* THE TASK:
Please rewrite the lines between the one holding "Patent image size: (574, 784)." and the one holding "The structural securement zone outer", inclusive, changing "extruded" to "molded" and leaving everything else as it is.

* DATA TO USE:
....

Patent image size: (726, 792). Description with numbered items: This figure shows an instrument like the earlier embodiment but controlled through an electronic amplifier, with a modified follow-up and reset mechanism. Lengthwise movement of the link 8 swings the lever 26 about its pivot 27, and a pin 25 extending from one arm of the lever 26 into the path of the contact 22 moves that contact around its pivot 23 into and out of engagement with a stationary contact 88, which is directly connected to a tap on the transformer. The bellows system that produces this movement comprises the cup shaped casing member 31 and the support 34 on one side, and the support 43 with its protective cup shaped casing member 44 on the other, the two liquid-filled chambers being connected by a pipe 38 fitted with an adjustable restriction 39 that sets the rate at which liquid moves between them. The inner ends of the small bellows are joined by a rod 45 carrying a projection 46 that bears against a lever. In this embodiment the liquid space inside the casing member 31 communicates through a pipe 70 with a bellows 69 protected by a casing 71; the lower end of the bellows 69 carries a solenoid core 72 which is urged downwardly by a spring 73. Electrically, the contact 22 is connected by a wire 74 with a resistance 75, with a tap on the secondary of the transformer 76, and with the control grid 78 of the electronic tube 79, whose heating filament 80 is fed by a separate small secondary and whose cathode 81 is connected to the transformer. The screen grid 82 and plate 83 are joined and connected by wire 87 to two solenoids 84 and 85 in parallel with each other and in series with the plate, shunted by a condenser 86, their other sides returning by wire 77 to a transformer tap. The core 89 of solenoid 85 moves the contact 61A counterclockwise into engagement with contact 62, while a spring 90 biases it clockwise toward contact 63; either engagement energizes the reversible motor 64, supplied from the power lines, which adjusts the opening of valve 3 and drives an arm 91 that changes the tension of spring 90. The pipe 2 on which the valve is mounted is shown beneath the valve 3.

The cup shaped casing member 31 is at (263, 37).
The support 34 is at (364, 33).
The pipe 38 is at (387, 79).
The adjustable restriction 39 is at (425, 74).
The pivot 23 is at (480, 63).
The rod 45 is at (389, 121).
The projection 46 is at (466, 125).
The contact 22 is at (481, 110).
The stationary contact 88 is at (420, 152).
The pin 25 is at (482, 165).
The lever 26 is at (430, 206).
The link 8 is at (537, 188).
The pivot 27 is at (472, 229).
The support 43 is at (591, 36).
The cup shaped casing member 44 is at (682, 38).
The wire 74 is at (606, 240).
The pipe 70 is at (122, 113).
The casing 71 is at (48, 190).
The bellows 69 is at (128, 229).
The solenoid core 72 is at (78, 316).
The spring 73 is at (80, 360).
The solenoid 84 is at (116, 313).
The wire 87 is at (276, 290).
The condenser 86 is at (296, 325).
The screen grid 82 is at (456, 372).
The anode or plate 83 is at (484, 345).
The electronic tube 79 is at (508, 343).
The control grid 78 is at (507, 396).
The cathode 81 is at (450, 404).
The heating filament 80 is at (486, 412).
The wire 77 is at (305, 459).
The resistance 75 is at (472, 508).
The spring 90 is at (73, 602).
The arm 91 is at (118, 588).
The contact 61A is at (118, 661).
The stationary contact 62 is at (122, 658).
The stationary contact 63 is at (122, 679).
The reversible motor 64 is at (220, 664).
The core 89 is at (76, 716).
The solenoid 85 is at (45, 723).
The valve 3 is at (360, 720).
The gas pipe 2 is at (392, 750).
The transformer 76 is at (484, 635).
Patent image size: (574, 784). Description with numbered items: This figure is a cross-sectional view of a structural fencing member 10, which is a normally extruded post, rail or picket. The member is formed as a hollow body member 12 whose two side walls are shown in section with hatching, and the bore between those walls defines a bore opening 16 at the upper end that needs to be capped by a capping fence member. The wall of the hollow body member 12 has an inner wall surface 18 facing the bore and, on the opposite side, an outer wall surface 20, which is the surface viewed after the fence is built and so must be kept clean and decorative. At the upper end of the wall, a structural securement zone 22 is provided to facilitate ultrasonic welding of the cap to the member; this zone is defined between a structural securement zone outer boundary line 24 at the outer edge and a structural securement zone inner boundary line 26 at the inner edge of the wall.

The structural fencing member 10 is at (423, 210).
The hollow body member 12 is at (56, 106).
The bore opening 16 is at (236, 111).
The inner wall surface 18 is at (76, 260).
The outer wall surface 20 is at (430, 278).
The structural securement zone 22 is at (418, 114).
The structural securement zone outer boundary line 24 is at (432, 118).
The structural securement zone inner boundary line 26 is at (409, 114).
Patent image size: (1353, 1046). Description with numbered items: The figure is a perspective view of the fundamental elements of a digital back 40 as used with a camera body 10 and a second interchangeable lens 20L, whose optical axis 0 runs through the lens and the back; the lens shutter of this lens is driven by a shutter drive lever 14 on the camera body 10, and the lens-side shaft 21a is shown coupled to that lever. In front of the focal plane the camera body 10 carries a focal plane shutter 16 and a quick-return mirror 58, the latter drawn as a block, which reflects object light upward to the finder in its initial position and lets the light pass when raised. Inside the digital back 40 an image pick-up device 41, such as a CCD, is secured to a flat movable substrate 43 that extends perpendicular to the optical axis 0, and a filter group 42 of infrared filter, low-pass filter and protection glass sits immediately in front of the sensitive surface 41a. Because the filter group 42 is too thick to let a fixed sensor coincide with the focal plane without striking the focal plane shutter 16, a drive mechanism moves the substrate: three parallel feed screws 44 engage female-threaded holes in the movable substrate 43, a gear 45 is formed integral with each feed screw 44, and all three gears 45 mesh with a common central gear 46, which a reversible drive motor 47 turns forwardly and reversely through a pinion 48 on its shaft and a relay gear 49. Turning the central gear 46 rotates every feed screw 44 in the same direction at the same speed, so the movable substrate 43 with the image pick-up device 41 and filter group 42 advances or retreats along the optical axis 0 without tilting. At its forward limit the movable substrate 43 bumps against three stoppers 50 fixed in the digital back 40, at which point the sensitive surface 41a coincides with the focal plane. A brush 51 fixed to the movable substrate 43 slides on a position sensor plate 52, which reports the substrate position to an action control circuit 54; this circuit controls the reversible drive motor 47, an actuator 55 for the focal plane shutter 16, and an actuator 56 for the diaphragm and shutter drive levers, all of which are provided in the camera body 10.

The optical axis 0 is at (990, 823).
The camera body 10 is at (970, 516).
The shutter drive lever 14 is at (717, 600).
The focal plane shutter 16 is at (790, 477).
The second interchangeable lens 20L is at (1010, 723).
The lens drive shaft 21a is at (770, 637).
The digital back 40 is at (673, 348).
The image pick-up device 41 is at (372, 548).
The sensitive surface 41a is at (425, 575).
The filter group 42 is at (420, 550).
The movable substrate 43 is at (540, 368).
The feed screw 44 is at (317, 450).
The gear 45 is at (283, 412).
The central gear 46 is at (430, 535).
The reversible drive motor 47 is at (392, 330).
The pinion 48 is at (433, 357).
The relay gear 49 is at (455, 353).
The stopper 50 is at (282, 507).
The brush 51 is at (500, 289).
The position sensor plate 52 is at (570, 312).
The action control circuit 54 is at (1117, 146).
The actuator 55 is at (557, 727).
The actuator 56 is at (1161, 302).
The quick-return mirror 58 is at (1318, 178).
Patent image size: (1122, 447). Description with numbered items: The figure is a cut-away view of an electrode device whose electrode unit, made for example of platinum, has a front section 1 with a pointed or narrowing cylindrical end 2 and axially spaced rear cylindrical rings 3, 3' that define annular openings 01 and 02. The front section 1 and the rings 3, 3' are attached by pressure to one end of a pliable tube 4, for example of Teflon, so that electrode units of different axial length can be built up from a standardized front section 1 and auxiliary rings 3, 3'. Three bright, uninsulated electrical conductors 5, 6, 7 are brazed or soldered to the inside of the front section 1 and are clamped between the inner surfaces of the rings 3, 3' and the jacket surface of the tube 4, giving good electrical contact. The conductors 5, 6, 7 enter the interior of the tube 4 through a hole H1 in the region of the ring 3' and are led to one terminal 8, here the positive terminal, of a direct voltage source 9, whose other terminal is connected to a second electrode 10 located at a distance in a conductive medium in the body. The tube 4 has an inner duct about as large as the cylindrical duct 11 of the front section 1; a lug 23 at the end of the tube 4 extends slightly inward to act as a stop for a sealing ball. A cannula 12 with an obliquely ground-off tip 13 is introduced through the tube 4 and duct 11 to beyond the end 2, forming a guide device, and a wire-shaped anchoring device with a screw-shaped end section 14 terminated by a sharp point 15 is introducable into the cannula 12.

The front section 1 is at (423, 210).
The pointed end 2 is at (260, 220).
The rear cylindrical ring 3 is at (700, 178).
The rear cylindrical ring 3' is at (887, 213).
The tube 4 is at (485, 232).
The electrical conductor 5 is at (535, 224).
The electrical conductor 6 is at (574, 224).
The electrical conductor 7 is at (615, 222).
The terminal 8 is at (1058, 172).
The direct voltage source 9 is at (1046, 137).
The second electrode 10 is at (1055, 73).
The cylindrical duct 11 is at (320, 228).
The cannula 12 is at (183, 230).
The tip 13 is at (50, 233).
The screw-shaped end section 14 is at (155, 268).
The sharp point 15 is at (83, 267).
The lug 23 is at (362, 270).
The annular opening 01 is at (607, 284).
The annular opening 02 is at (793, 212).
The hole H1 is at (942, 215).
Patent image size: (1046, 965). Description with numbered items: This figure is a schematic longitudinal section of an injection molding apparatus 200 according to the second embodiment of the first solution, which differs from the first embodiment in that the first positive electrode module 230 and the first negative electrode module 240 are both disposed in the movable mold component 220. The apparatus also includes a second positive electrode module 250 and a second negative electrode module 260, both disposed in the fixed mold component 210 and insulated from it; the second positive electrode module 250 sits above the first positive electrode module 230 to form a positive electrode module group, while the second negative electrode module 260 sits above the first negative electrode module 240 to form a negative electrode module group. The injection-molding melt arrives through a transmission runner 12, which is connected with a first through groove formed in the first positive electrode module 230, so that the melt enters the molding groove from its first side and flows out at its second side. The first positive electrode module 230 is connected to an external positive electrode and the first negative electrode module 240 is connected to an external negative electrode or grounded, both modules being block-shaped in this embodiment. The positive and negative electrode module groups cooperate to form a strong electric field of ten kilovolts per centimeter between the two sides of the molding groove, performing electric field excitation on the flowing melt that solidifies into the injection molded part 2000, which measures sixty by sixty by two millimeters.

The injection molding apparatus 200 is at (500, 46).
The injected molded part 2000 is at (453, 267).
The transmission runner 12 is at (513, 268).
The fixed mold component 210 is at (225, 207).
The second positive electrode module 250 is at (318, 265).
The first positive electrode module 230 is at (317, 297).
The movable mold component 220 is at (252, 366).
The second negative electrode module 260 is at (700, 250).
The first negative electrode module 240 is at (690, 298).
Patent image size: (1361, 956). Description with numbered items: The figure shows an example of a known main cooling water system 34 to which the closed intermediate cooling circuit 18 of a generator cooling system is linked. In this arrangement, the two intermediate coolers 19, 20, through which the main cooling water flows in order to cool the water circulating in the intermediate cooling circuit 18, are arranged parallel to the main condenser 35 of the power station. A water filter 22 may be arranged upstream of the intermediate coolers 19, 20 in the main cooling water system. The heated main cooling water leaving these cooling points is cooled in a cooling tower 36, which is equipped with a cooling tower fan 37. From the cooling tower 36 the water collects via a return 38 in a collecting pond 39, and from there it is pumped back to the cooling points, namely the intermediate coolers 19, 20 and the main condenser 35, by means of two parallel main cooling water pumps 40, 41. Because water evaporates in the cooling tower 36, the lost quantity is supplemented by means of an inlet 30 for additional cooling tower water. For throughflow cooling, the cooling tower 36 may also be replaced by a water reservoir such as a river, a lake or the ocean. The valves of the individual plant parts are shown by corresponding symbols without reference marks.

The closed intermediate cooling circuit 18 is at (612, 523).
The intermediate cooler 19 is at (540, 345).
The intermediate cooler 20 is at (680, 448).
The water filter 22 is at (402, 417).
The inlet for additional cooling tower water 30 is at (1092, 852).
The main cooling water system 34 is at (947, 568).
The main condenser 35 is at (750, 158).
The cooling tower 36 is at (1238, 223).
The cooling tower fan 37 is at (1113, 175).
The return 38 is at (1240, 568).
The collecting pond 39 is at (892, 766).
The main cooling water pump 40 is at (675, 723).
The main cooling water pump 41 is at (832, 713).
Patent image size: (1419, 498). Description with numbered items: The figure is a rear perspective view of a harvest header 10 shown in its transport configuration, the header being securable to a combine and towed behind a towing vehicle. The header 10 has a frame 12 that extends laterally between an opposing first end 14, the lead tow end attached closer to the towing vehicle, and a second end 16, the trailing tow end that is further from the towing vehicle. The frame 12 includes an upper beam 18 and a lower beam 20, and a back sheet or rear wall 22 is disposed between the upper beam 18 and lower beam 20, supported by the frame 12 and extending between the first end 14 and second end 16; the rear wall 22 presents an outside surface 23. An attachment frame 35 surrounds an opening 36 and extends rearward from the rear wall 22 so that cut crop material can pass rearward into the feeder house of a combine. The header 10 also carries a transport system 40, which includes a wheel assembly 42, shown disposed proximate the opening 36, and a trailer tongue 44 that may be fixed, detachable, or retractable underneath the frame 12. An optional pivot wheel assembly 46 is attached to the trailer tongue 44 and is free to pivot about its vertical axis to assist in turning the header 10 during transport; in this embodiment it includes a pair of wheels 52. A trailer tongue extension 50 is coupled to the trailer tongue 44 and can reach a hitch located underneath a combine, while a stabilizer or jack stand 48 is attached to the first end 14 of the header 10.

....

* THE SOLUTION:
Patent image size: (574, 784). Description with numbered items: This figure is a cross-sectional view of a structural fencing member 10, which is a normally molded post, rail or picket. The member is formed as a hollow body member 12 whose two side walls are shown in section with hatching, and the bore between those walls defines a bore opening 16 at the upper end that needs to be capped by a capping fence member. The wall of the hollow body member 12 has an inner wall surface 18 facing the bore and, on the opposite side, an outer wall surface 20, which is the surface viewed after the fence is built and so must be kept clean and decorative. At the upper end of the wall, a structural securement zone 22 is provided to facilitate ultrasonic welding of the cap to the member; this zone is defined between a structural securement zone outer boundary line 24 at the outer edge and a structural securement zone inner boundary line 26 at the inner edge of the wall.

The structural fencing member 10 is at (423, 210).
The hollow body member 12 is at (56, 106).
The bore opening 16 is at (236, 111).
The inner wall surface 18 is at (76, 260).
The outer wall surface 20 is at (430, 278).
The structural securement zone 22 is at (418, 114).
The structural securement zone outer boundary line 24 is at (432, 118).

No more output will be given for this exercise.